Stored entries:
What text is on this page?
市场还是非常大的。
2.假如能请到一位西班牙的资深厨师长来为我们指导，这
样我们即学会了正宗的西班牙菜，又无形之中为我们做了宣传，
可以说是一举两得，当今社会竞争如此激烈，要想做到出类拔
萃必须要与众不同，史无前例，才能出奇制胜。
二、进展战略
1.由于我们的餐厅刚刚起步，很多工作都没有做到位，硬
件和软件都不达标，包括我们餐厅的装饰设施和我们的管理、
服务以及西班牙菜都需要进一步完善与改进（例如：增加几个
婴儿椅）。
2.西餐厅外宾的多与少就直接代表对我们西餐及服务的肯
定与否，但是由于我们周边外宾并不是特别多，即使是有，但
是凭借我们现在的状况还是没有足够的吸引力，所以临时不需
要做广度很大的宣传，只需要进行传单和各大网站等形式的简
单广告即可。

*TASK BRIEF*: Reproduce the material verbatim, line by line.

*THE COMPLETED TASK*:
What text is on this page?
市场还是非常大的。
2.假如能请到一位西班牙的资深厨师长来为我们指导，这
样我们即学会了正宗的西班牙菜，又无形之中为我们做了宣传，
可以说是一举两得，当今社会竞争如此激烈，要想做到出类拔
萃必须要与众不同，史无前例，才能出奇制胜。
二、进展战略
1.由于我们的餐厅刚刚起步，很多工作都没有做到位，硬
件和软件都不达标，包括我们餐厅的装饰设施和我们的管理、
服务以及西班牙菜都需要进一步完善与改进（例如：增加几个
婴儿椅）。
2.西餐厅外宾的多与少就直接代表对我们西餐及服务的肯
定与否，但是由于我们周边外宾并不是特别多，即使是有，但
是凭借我们现在的状况还是没有足够的吸引力，所以临时不需
要做广度很大的宣传，只需要进行传单和各大网站等形式的简
单广告即可。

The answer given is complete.